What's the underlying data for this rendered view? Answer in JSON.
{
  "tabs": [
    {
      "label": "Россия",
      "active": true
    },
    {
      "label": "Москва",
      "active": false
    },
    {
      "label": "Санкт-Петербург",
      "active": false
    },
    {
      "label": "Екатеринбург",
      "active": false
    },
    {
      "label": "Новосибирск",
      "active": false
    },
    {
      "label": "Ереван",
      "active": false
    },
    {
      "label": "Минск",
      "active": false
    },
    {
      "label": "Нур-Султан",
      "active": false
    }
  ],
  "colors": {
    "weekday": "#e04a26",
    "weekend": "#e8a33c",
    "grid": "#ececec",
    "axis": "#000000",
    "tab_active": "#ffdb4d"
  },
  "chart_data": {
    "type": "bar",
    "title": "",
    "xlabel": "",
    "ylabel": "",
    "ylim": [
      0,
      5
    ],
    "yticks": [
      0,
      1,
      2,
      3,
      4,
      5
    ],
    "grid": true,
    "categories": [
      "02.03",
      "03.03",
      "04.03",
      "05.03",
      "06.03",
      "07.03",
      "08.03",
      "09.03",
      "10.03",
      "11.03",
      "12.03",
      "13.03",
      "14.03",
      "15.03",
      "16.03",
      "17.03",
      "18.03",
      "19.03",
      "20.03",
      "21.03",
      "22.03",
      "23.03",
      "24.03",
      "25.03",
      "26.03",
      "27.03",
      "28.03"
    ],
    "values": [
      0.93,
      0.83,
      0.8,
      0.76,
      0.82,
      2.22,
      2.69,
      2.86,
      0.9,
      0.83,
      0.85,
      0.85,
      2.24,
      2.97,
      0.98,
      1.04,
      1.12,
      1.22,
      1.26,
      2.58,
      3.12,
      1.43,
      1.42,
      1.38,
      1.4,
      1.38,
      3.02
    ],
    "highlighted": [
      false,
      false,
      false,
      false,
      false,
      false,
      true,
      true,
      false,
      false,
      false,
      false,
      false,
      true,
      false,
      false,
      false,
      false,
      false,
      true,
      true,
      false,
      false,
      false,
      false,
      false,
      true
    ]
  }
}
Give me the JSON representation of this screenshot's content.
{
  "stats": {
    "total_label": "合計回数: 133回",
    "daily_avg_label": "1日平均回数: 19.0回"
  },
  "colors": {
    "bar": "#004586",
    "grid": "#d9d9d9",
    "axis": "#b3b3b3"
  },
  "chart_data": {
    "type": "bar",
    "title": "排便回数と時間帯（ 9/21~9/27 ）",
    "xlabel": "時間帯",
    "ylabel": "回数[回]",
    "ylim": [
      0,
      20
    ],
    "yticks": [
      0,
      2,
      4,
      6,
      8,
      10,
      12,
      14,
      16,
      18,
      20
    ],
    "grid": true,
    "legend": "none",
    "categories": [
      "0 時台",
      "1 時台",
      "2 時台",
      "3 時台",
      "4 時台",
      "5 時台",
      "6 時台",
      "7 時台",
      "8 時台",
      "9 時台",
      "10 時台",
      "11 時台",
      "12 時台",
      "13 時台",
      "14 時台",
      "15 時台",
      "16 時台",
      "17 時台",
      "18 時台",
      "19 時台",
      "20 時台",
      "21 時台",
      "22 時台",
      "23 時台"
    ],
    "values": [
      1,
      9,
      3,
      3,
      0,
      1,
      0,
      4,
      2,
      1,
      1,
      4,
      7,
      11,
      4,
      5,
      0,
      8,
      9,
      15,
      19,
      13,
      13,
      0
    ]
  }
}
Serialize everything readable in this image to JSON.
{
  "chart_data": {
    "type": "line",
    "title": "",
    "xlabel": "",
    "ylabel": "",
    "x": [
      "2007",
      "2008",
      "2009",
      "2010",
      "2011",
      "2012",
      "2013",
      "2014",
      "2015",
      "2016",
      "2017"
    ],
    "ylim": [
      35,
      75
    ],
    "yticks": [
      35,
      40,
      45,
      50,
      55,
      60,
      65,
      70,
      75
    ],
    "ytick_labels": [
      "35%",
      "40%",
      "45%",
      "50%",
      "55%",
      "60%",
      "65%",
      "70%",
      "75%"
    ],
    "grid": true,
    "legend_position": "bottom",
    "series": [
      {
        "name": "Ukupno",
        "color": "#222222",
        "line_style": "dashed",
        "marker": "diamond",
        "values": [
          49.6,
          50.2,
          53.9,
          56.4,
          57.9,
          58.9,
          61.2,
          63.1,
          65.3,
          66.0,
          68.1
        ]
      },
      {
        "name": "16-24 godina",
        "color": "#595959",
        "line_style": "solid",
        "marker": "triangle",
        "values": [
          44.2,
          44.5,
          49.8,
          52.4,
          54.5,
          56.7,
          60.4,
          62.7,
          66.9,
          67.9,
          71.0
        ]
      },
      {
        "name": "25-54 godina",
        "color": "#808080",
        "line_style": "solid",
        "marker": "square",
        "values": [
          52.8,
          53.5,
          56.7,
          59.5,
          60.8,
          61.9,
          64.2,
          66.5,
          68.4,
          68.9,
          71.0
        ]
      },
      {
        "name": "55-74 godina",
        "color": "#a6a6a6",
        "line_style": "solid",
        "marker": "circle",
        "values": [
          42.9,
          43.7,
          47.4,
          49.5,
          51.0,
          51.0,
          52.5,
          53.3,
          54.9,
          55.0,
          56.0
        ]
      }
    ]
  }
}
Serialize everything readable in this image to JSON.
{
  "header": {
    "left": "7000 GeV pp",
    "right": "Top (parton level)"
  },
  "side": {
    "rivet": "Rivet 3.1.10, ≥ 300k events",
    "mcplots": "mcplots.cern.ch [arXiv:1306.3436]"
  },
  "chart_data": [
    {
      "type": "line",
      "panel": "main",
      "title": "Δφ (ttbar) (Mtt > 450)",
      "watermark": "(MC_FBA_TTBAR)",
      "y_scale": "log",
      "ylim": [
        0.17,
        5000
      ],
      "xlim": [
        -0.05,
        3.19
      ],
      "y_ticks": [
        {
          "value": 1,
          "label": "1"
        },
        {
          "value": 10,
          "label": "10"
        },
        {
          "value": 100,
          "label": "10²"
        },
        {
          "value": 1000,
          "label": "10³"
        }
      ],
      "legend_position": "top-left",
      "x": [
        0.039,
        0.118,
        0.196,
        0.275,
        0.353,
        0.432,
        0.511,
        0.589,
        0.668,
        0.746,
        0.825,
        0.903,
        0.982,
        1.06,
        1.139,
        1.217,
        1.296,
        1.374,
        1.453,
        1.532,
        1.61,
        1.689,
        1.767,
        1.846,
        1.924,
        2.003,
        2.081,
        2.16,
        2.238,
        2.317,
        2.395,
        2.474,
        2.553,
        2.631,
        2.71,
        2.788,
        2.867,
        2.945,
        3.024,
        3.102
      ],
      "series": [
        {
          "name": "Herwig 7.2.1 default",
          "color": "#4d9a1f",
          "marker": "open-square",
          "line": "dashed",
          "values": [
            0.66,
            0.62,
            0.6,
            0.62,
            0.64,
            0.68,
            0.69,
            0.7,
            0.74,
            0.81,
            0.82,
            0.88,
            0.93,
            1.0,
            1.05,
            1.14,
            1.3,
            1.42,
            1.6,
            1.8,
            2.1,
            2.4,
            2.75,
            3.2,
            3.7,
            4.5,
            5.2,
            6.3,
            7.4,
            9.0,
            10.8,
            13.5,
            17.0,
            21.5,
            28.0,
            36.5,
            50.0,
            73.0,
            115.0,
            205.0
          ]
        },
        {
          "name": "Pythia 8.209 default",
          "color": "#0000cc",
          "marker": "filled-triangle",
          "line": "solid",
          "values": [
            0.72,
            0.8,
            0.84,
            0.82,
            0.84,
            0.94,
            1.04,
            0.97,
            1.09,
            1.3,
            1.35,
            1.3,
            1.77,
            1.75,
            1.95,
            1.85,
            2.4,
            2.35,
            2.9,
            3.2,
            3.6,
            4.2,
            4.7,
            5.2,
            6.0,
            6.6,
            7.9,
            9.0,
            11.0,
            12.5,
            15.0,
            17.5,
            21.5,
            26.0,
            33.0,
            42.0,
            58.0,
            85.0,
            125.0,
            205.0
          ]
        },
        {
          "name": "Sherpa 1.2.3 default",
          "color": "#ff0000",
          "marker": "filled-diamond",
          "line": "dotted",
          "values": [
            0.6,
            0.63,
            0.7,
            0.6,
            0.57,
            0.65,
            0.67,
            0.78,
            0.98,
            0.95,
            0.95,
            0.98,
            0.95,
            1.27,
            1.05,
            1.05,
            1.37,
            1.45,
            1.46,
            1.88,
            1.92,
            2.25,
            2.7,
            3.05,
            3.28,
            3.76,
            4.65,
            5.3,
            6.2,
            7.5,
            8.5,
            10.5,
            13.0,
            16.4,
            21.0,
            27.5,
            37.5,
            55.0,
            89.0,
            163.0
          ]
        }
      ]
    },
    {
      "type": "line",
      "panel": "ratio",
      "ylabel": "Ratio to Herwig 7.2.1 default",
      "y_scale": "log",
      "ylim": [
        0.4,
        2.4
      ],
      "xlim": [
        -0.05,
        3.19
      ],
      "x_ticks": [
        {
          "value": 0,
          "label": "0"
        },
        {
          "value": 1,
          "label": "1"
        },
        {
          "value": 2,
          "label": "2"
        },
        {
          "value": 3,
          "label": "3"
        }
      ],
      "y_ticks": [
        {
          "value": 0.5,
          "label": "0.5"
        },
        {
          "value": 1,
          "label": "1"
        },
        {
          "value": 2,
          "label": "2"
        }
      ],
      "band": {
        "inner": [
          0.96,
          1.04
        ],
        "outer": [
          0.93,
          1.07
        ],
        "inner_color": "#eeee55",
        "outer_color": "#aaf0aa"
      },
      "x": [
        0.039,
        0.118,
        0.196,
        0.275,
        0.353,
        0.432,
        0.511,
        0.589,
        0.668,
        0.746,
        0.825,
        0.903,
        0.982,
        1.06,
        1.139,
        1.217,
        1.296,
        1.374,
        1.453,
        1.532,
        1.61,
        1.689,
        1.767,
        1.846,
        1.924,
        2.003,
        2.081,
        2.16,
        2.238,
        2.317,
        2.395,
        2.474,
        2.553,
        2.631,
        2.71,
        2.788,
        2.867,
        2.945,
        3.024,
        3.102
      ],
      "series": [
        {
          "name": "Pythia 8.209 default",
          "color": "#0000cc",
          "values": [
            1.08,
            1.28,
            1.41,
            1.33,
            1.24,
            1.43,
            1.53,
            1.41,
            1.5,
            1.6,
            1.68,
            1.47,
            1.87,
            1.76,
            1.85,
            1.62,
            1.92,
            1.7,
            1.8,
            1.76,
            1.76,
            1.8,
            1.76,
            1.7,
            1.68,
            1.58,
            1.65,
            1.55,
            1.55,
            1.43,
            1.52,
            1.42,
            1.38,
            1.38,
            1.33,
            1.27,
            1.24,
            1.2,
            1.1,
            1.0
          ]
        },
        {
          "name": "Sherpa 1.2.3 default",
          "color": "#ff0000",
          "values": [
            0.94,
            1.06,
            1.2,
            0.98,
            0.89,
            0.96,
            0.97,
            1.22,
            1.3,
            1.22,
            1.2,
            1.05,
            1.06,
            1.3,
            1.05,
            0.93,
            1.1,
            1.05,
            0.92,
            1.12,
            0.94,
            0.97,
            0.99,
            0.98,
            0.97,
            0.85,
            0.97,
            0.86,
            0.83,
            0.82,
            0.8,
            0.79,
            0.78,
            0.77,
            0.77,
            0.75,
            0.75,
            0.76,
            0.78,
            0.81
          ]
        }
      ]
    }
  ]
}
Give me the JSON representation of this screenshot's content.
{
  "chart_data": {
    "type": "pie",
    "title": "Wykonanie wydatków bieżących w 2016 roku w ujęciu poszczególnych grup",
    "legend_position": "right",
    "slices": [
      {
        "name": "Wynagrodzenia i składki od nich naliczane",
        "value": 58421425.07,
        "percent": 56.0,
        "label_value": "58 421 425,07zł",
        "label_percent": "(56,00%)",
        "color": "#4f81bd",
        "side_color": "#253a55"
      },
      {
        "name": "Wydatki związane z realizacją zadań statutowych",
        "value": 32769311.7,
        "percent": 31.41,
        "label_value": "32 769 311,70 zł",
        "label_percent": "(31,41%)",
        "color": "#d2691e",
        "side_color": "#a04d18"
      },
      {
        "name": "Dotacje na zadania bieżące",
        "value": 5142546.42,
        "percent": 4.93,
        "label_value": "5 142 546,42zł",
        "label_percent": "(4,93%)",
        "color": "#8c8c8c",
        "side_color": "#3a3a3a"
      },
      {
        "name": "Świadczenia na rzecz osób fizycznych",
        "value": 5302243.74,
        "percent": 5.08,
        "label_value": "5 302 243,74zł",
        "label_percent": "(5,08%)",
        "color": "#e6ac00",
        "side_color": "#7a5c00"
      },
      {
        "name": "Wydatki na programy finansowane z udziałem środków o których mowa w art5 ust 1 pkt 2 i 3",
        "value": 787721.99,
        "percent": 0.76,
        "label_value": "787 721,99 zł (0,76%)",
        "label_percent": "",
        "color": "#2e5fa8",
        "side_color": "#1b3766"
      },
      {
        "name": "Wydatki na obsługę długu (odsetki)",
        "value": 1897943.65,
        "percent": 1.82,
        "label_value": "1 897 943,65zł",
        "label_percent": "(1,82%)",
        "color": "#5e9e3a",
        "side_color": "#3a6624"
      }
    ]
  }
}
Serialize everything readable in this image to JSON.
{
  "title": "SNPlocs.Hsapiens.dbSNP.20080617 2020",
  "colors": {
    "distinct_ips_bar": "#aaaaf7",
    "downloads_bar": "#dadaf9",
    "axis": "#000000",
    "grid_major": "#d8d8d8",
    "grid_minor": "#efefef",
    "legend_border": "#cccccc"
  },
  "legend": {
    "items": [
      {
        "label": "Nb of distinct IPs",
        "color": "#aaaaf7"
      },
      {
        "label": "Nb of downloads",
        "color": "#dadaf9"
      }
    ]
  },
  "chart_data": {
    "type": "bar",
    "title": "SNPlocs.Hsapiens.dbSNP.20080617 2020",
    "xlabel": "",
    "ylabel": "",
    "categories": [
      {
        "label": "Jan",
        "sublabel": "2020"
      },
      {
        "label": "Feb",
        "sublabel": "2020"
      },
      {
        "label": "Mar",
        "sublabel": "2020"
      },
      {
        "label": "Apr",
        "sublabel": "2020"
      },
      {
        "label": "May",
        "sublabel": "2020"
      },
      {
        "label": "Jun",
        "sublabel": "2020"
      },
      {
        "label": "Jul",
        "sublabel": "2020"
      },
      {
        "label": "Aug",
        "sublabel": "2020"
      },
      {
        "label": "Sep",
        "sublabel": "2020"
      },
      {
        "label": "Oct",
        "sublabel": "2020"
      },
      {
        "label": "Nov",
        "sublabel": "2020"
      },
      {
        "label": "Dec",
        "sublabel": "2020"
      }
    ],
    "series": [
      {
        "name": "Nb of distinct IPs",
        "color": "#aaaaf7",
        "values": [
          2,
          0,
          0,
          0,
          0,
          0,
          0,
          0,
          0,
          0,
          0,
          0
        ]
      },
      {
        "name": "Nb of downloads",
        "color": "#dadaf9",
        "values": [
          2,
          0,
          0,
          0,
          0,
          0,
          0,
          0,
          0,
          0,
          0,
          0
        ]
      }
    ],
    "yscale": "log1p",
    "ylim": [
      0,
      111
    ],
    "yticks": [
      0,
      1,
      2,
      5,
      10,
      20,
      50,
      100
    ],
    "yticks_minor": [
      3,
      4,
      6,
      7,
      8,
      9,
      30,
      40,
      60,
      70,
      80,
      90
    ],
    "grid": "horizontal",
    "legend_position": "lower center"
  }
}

What to do: Above are entries; state the number of lines among them that contain "Herwig", and nothing else.

Task solution: 2